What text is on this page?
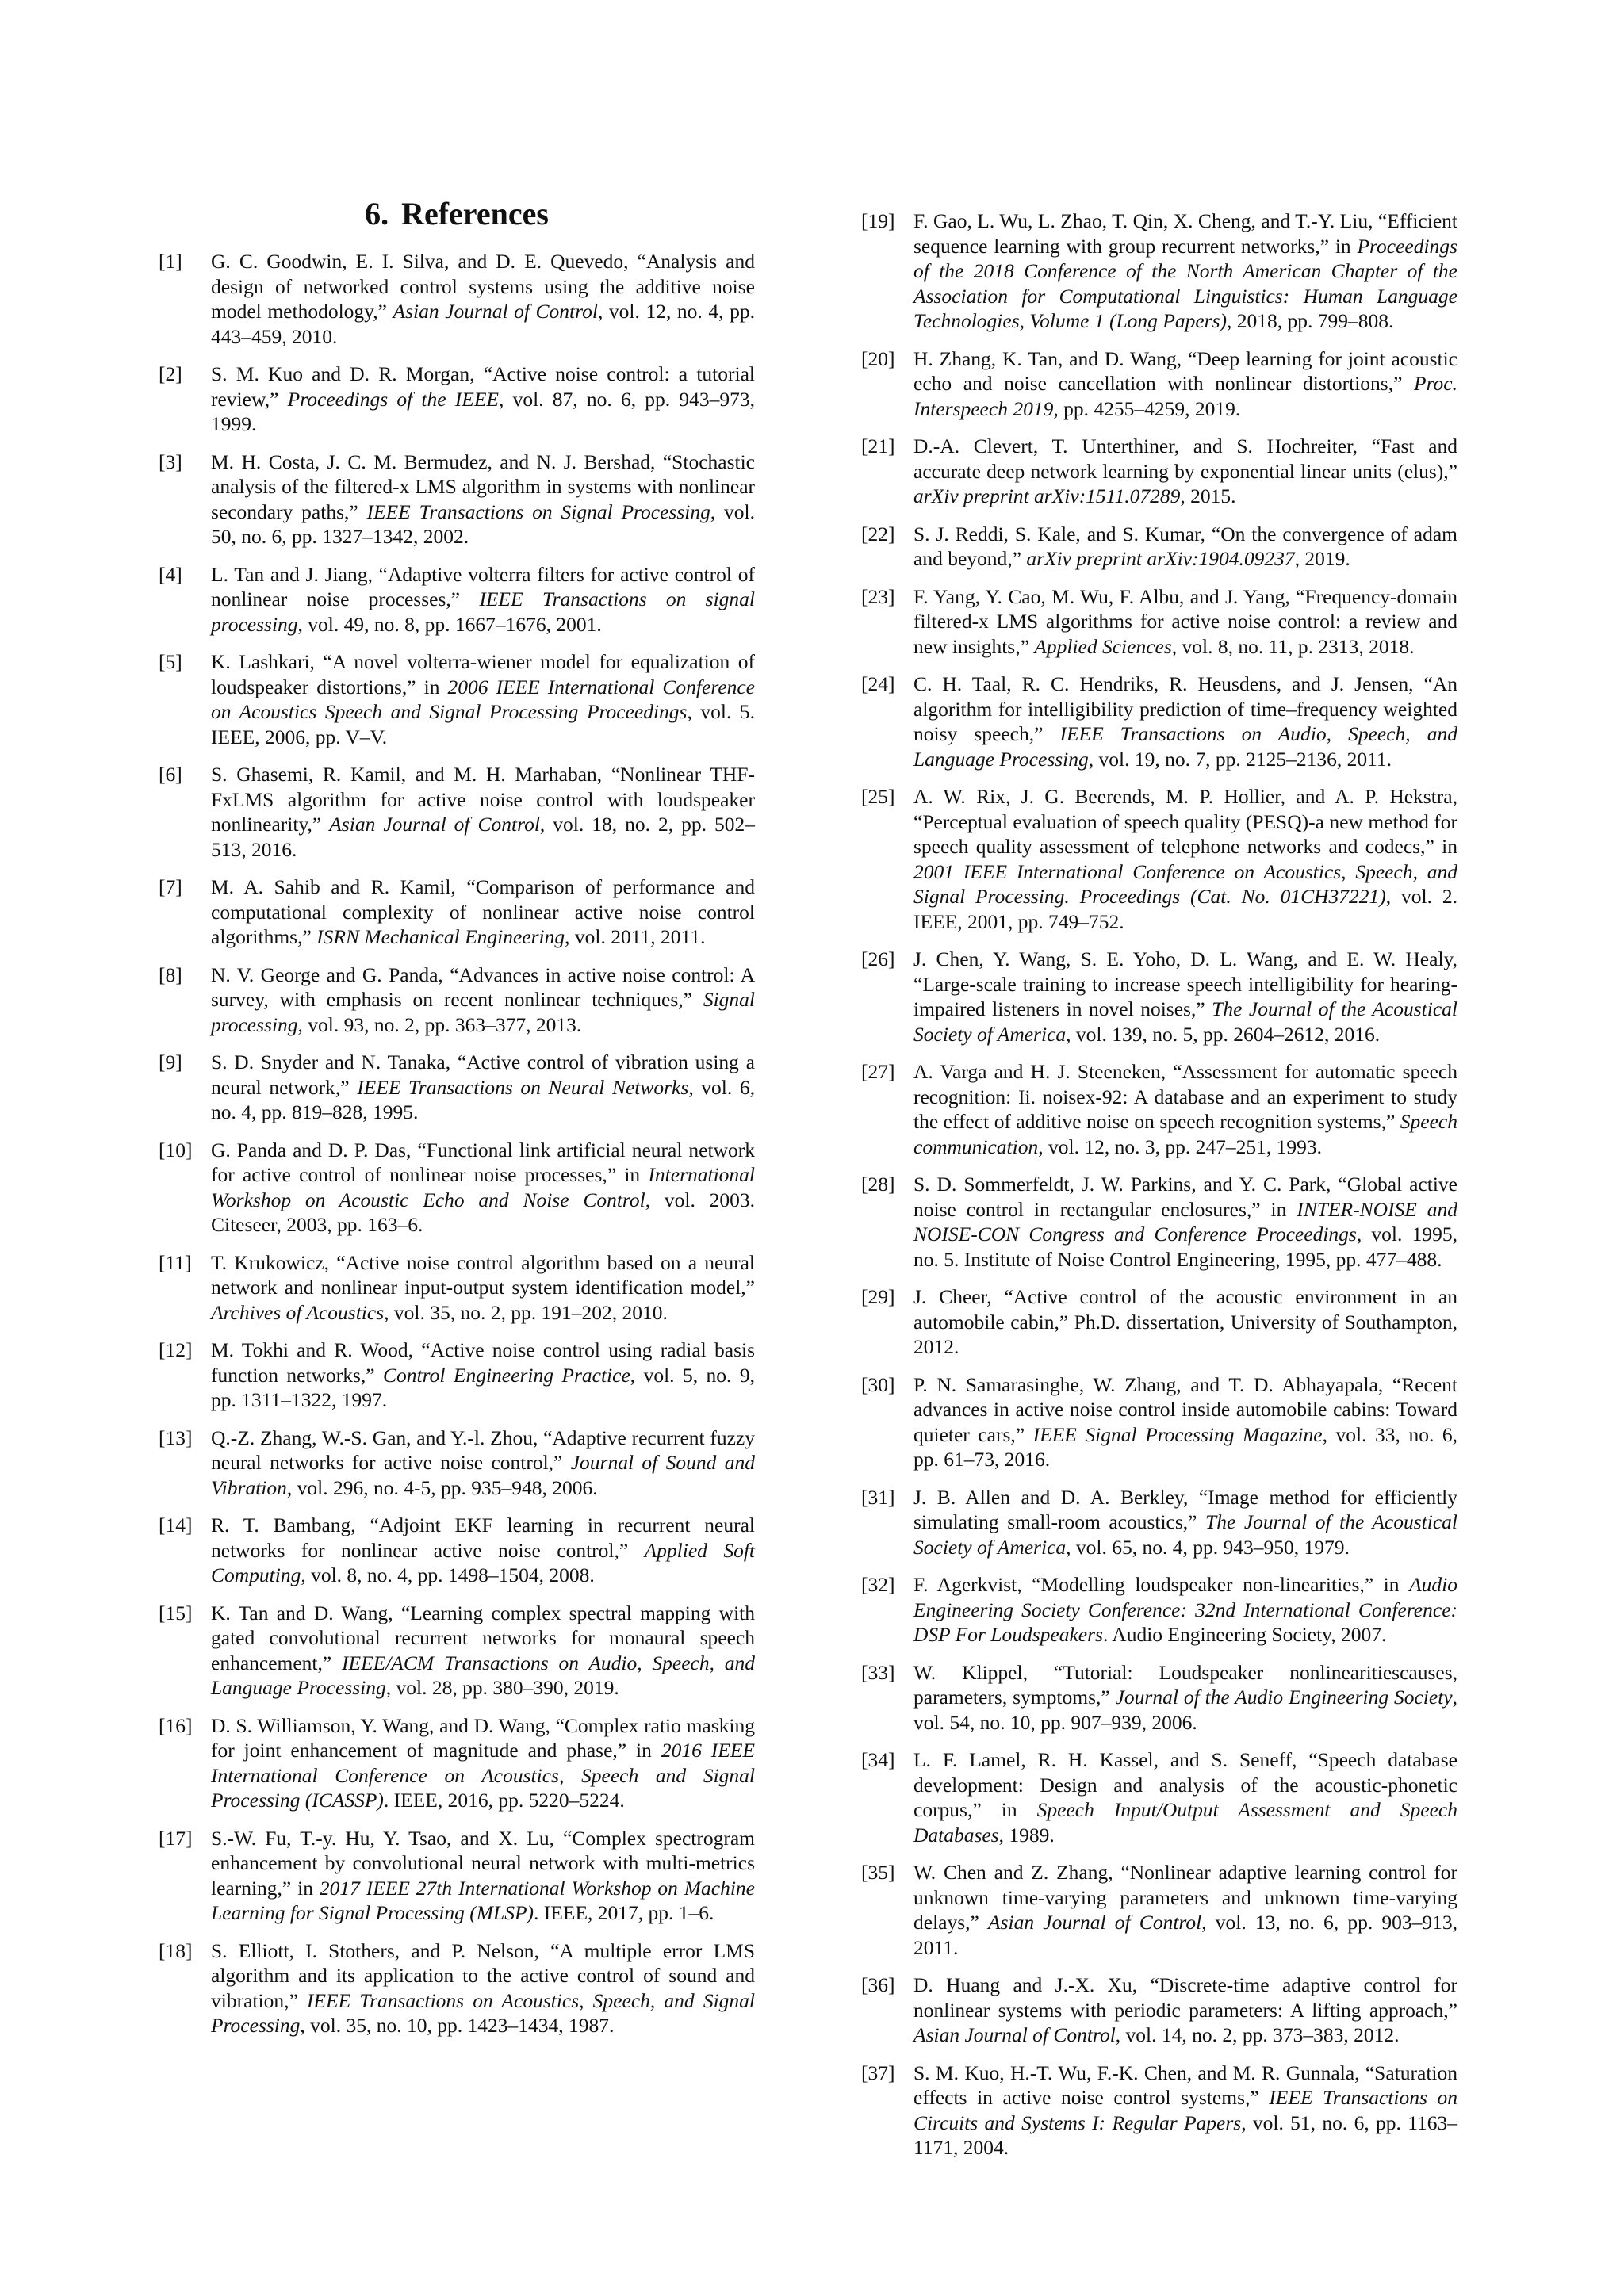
6. References
[1]	G. C. Goodwin, E. I. Silva, and D. E. Quevedo, “Analysis and design of networked control systems using the additive noise model methodology,” Asian Journal of Control, vol. 12, no. 4, pp. 443–459, 2010.
[2]	S. M. Kuo and D. R. Morgan, “Active noise control: a tutorial review,” Proceedings of the IEEE, vol. 87, no. 6, pp. 943–973, 1999.
[3]	M. H. Costa, J. C. M. Bermudez, and N. J. Bershad, “Stochastic analysis of the filtered-x LMS algorithm in systems with nonlinear secondary paths,” IEEE Transactions on Signal Processing, vol. 50, no. 6, pp. 1327–1342, 2002.
[4]	L. Tan and J. Jiang, “Adaptive volterra filters for active control of nonlinear noise processes,” IEEE Transactions on signal processing, vol. 49, no. 8, pp. 1667–1676, 2001.
[5]	K. Lashkari, “A novel volterra-wiener model for equalization of loudspeaker distortions,” in 2006 IEEE International Conference on Acoustics Speech and Signal Processing Proceedings, vol. 5. IEEE, 2006, pp. V–V.
[6]	S. Ghasemi, R. Kamil, and M. H. Marhaban, “Nonlinear THF-FxLMS algorithm for active noise control with loudspeaker nonlinearity,” Asian Journal of Control, vol. 18, no. 2, pp. 502–513, 2016.
[7]	M. A. Sahib and R. Kamil, “Comparison of performance and computational complexity of nonlinear active noise control algorithms,” ISRN Mechanical Engineering, vol. 2011, 2011.
[8]	N. V. George and G. Panda, “Advances in active noise control: A survey, with emphasis on recent nonlinear techniques,” Signal processing, vol. 93, no. 2, pp. 363–377, 2013.
[9]	S. D. Snyder and N. Tanaka, “Active control of vibration using a neural network,” IEEE Transactions on Neural Networks, vol. 6, no. 4, pp. 819–828, 1995.
[10] G. Panda and D. P. Das, “Functional link artificial neural network for active control of nonlinear noise processes,” in International Workshop on Acoustic Echo and Noise Control, vol. 2003. Citeseer, 2003, pp. 163–6.
[11] T. Krukowicz, “Active noise control algorithm based on a neural network and nonlinear input-output system identification model,” Archives of Acoustics, vol. 35, no. 2, pp. 191–202, 2010.
[12] M. Tokhi and R. Wood, “Active noise control using radial basis function networks,” Control Engineering Practice, vol. 5, no. 9, pp. 1311–1322, 1997.
[13] Q.-Z. Zhang, W.-S. Gan, and Y.-l. Zhou, “Adaptive recurrent fuzzy neural networks for active noise control,” Journal of Sound and Vibration, vol. 296, no. 4-5, pp. 935–948, 2006.
[14] R. T. Bambang, “Adjoint EKF learning in recurrent neural networks for nonlinear active noise control,” Applied Soft Computing, vol. 8, no. 4, pp. 1498–1504, 2008.
[15] K. Tan and D. Wang, “Learning complex spectral mapping with gated convolutional recurrent networks for monaural speech enhancement,” IEEE/ACM Transactions on Audio, Speech, and Language Processing, vol. 28, pp. 380–390, 2019.
[16] D. S. Williamson, Y. Wang, and D. Wang, “Complex ratio masking for joint enhancement of magnitude and phase,” in 2016 IEEE International Conference on Acoustics, Speech and Signal Processing (ICASSP). IEEE, 2016, pp. 5220–5224.
[17] S.-W. Fu, T.-y. Hu, Y. Tsao, and X. Lu, “Complex spectrogram enhancement by convolutional neural network with multi-metrics learning,” in 2017 IEEE 27th International Workshop on Machine Learning for Signal Processing (MLSP). IEEE, 2017, pp. 1–6.
[18] S. Elliott, I. Stothers, and P. Nelson, “A multiple error LMS algorithm and its application to the active control of sound and vibration,” IEEE Transactions on Acoustics, Speech, and Signal Processing, vol. 35, no. 10, pp. 1423–1434, 1987.
[19] F. Gao, L. Wu, L. Zhao, T. Qin, X. Cheng, and T.-Y. Liu, “Efficient sequence learning with group recurrent networks,” in Proceedings of the 2018 Conference of the North American Chapter of the Association for Computational Linguistics: Human Language Technologies, Volume 1 (Long Papers), 2018, pp. 799–808.
[20] H. Zhang, K. Tan, and D. Wang, “Deep learning for joint acoustic echo and noise cancellation with nonlinear distortions,” Proc. Interspeech 2019, pp. 4255–4259, 2019.
[21] D.-A. Clevert, T. Unterthiner, and S. Hochreiter, “Fast and accurate deep network learning by exponential linear units (elus),” arXiv preprint arXiv:1511.07289, 2015.
[22] S. J. Reddi, S. Kale, and S. Kumar, “On the convergence of adam and beyond,” arXiv preprint arXiv:1904.09237, 2019.
[23] F. Yang, Y. Cao, M. Wu, F. Albu, and J. Yang, “Frequency-domain filtered-x LMS algorithms for active noise control: a review and new insights,” Applied Sciences, vol. 8, no. 11, p. 2313, 2018.
[24] C. H. Taal, R. C. Hendriks, R. Heusdens, and J. Jensen, “An algorithm for intelligibility prediction of time–frequency weighted noisy speech,” IEEE Transactions on Audio, Speech, and Language Processing, vol. 19, no. 7, pp. 2125–2136, 2011.
[25] A. W. Rix, J. G. Beerends, M. P. Hollier, and A. P. Hekstra, “Perceptual evaluation of speech quality (PESQ)-a new method for speech quality assessment of telephone networks and codecs,” in 2001 IEEE International Conference on Acoustics, Speech, and Signal Processing. Proceedings (Cat. No. 01CH37221), vol. 2. IEEE, 2001, pp. 749–752.
[26] J. Chen, Y. Wang, S. E. Yoho, D. L. Wang, and E. W. Healy, “Large-scale training to increase speech intelligibility for hearing-impaired listeners in novel noises,” The Journal of the Acoustical Society of America, vol. 139, no. 5, pp. 2604–2612, 2016.
[27] A. Varga and H. J. Steeneken, “Assessment for automatic speech recognition: Ii. noisex-92: A database and an experiment to study the effect of additive noise on speech recognition systems,” Speech communication, vol. 12, no. 3, pp. 247–251, 1993.
[28] S. D. Sommerfeldt, J. W. Parkins, and Y. C. Park, “Global active noise control in rectangular enclosures,” in INTER-NOISE and NOISE-CON Congress and Conference Proceedings, vol. 1995, no. 5. Institute of Noise Control Engineering, 1995, pp. 477–488.
[29] J. Cheer, “Active control of the acoustic environment in an automobile cabin,” Ph.D. dissertation, University of Southampton, 2012.
[30] P. N. Samarasinghe, W. Zhang, and T. D. Abhayapala, “Recent advances in active noise control inside automobile cabins: Toward quieter cars,” IEEE Signal Processing Magazine, vol. 33, no. 6, pp. 61–73, 2016.
[31] J. B. Allen and D. A. Berkley, “Image method for efficiently simulating small-room acoustics,” The Journal of the Acoustical Society of America, vol. 65, no. 4, pp. 943–950, 1979.
[32] F. Agerkvist, “Modelling loudspeaker non-linearities,” in Audio Engineering Society Conference: 32nd International Conference: DSP For Loudspeakers. Audio Engineering Society, 2007.
[33] W. Klippel, “Tutorial: Loudspeaker nonlinearitiescauses, parameters, symptoms,” Journal of the Audio Engineering Society, vol. 54, no. 10, pp. 907–939, 2006.
[34] L. F. Lamel, R. H. Kassel, and S. Seneff, “Speech database development: Design and analysis of the acoustic-phonetic corpus,” in Speech Input/Output Assessment and Speech Databases, 1989.
[35] W. Chen and Z. Zhang, “Nonlinear adaptive learning control for unknown time-varying parameters and unknown time-varying delays,” Asian Journal of Control, vol. 13, no. 6, pp. 903–913, 2011.
[36] D. Huang and J.-X. Xu, “Discrete-time adaptive control for nonlinear systems with periodic parameters: A lifting approach,” Asian Journal of Control, vol. 14, no. 2, pp. 373–383, 2012.
[37] S. M. Kuo, H.-T. Wu, F.-K. Chen, and M. R. Gunnala, “Saturation effects in active noise control systems,” IEEE Transactions on Circuits and Systems I: Regular Papers, vol. 51, no. 6, pp. 1163–1171, 2004.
+ + + +
- Goal
Search the listing above for the string "Panda". Copy every line that contains it.

- The result
[8]	N. V. George and G. Panda, “Advances in active noise control: A survey, with emphasis on recent nonlinear techniques,” Signal processing, vol. 93, no. 2, pp. 363–377, 2013.
[10] G. Panda and D. P. Das, “Functional link artificial neural network for active control of nonlinear noise processes,” in International Workshop on Acoustic Echo and Noise Control, vol. 2003. Citeseer, 2003, pp. 163–6.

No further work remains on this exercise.